YOUR INSTRUCTIONS
Collect every line that includes the string "других".

RECORD LIST

......

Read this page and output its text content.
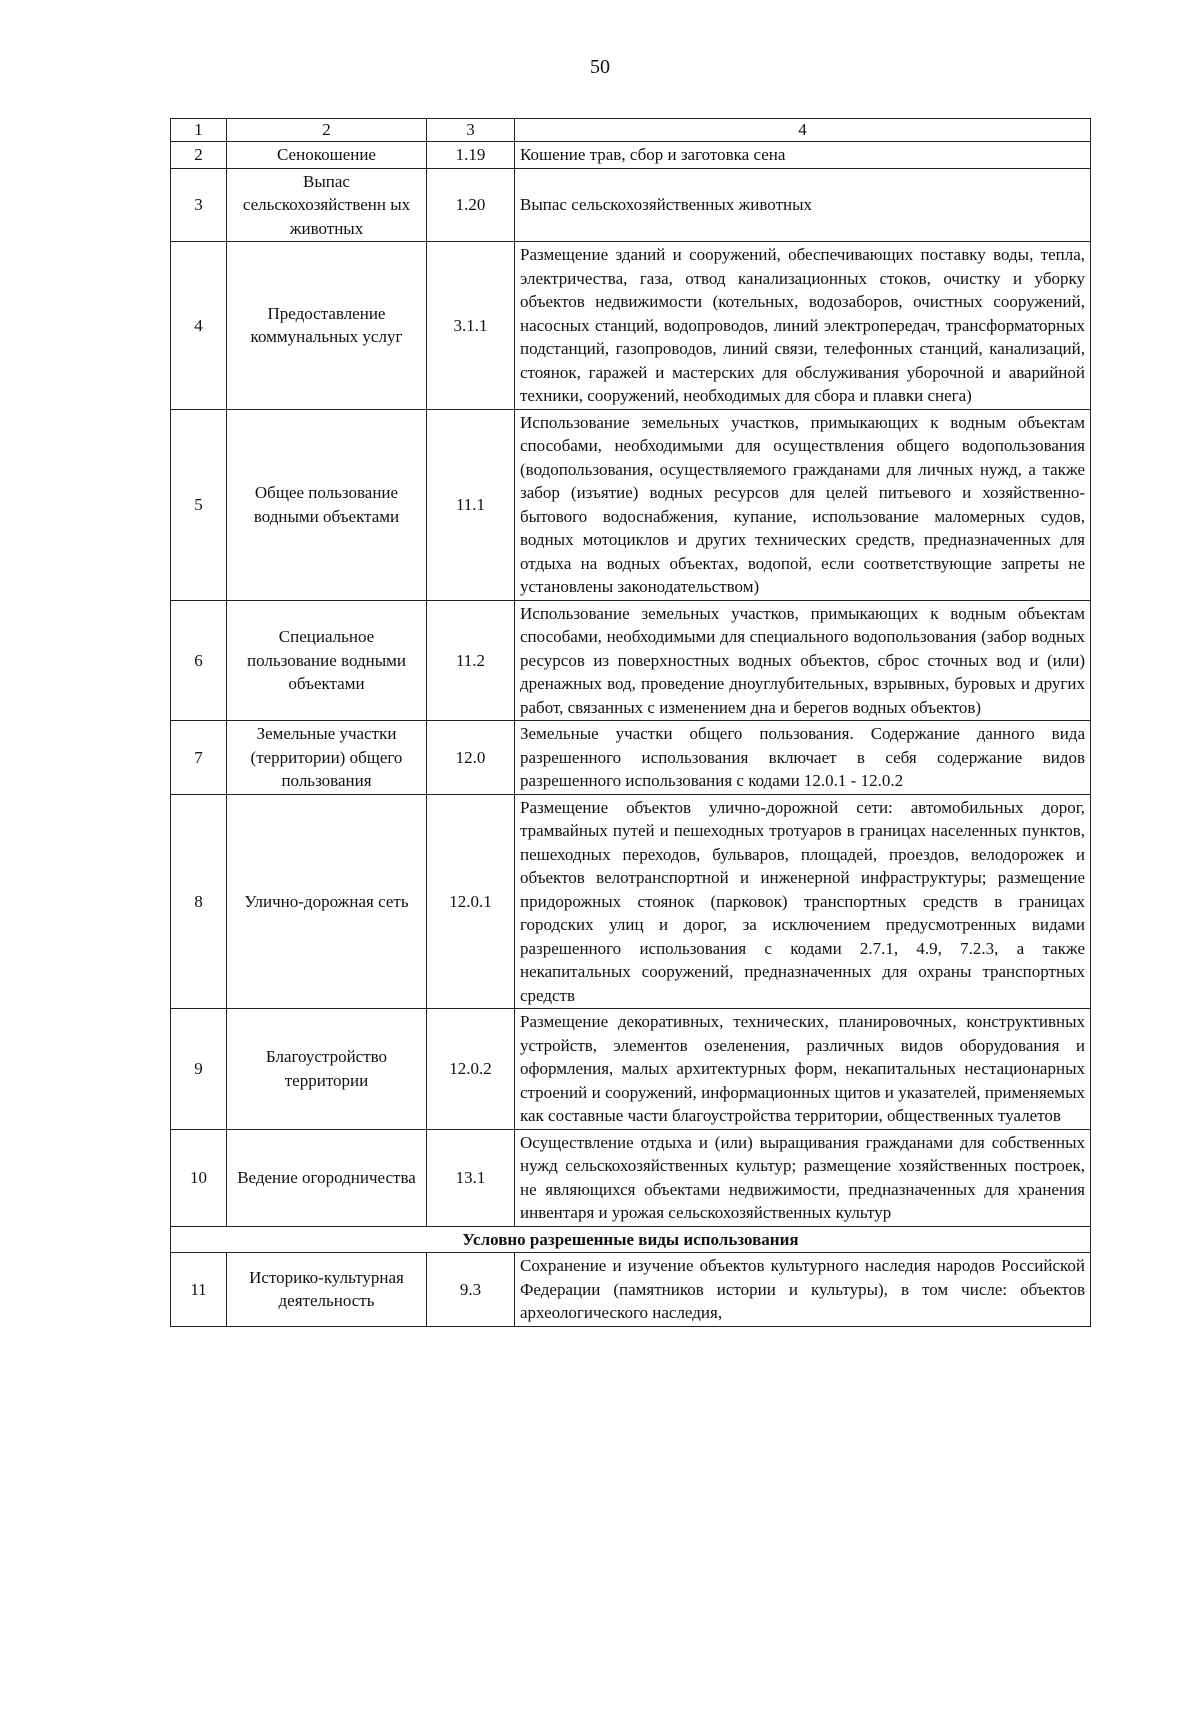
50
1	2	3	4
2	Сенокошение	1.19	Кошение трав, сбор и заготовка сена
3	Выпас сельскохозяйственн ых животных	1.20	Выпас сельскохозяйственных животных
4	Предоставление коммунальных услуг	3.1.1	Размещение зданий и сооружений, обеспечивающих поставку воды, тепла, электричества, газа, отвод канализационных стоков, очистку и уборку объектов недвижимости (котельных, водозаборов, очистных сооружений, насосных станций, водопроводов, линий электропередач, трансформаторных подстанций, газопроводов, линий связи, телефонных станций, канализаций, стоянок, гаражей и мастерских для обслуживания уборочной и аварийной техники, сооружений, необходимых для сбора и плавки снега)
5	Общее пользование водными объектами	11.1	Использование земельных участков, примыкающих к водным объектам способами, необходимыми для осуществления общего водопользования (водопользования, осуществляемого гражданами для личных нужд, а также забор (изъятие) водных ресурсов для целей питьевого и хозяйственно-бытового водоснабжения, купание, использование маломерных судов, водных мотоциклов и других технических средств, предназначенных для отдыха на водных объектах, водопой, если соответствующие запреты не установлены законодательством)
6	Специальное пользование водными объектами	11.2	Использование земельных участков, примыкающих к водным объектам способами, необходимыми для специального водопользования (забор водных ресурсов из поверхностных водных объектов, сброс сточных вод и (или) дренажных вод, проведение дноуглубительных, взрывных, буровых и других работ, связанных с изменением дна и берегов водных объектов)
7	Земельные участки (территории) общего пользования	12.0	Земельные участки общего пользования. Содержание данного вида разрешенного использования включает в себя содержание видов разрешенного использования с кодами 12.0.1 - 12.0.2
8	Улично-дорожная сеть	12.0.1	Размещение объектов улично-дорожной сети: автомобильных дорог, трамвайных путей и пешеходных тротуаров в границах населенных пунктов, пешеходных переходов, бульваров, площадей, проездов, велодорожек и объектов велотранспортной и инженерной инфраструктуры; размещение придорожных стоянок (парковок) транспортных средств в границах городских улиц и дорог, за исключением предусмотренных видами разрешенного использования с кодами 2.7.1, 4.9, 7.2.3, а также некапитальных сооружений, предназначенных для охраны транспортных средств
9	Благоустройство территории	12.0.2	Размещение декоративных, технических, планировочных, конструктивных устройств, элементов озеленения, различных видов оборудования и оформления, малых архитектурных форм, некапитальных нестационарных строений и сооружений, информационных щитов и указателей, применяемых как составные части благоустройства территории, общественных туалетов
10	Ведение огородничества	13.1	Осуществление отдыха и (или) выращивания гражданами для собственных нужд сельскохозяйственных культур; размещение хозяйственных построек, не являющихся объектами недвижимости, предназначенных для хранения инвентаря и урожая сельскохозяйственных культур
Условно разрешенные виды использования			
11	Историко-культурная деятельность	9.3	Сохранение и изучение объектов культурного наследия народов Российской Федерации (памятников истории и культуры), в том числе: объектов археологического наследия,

......

EXPECTED ANSWER
5	Общее пользование водными объектами	11.1	Использование земельных участков, примыкающих к водным объектам способами, необходимыми для осуществления общего водопользования (водопользования, осуществляемого гражданами для личных нужд, а также забор (изъятие) водных ресурсов для целей питьевого и хозяйственно-бытового водоснабжения, купание, использование маломерных судов, водных мотоциклов и других технических средств, предназначенных для отдыха на водных объектах, водопой, если соответствующие запреты не установлены законодательством)
6	Специальное пользование водными объектами	11.2	Использование земельных участков, примыкающих к водным объектам способами, необходимыми для специального водопользования (забор водных ресурсов из поверхностных водных объектов, сброс сточных вод и (или) дренажных вод, проведение дноуглубительных, взрывных, буровых и других работ, связанных с изменением дна и берегов водных объектов)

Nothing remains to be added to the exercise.